— Goal —
Reproduce the material exactly, omitting nothing.

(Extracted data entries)
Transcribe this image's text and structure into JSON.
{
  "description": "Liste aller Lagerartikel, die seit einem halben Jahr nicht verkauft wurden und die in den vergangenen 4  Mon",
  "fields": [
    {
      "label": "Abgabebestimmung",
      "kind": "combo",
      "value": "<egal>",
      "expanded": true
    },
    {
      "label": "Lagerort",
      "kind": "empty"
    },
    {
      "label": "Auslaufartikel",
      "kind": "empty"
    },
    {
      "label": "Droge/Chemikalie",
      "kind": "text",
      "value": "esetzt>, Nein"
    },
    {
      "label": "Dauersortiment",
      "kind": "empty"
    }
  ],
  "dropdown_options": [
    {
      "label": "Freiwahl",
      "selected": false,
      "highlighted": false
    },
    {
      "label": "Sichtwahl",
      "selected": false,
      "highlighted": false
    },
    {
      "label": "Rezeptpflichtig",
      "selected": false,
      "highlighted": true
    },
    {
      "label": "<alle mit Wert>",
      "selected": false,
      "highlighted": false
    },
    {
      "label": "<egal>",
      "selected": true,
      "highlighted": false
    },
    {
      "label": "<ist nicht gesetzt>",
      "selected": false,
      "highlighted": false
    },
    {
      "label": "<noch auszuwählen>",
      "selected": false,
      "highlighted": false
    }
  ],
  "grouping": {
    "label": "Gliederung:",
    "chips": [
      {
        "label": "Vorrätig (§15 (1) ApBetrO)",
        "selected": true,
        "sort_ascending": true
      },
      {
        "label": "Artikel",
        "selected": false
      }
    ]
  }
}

— Reply —
Transcribe this image's text and structure into JSON.
{
  "description": "Liste aller Lagerartikel, die seit einem halben Jahr nicht verkauft wurden und die in den vergangenen 4  Mon",
  "fields": [
    {
      "label": "Abgabebestimmung",
      "kind": "combo",
      "value": "<egal>",
      "expanded": true
    },
    {
      "label": "Lagerort",
      "kind": "empty"
    },
    {
      "label": "Auslaufartikel",
      "kind": "empty"
    },
    {
      "label": "Droge/Chemikalie",
      "kind": "text",
      "value": "esetzt>, Nein"
    },
    {
      "label": "Dauersortiment",
      "kind": "empty"
    }
  ],
  "dropdown_options": [
    {
      "label": "Freiwahl",
      "selected": false,
      "highlighted": false
    },
    {
      "label": "Sichtwahl",
      "selected": false,
      "highlighted": false
    },
    {
      "label": "Rezeptpflichtig",
      "selected": false,
      "highlighted": true
    },
    {
      "label": "<alle mit Wert>",
      "selected": false,
      "highlighted": false
    },
    {
      "label": "<egal>",
      "selected": true,
      "highlighted": false
    },
    {
      "label": "<ist nicht gesetzt>",
      "selected": false,
      "highlighted": false
    },
    {
      "label": "<noch auszuwählen>",
      "selected": false,
      "highlighted": false
    }
  ],
  "grouping": {
    "label": "Gliederung:",
    "chips": [
      {
        "label": "Vorrätig (§15 (1) ApBetrO)",
        "selected": true,
        "sort_ascending": true
      },
      {
        "label": "Artikel",
        "selected": false
      }
    ]
  }
}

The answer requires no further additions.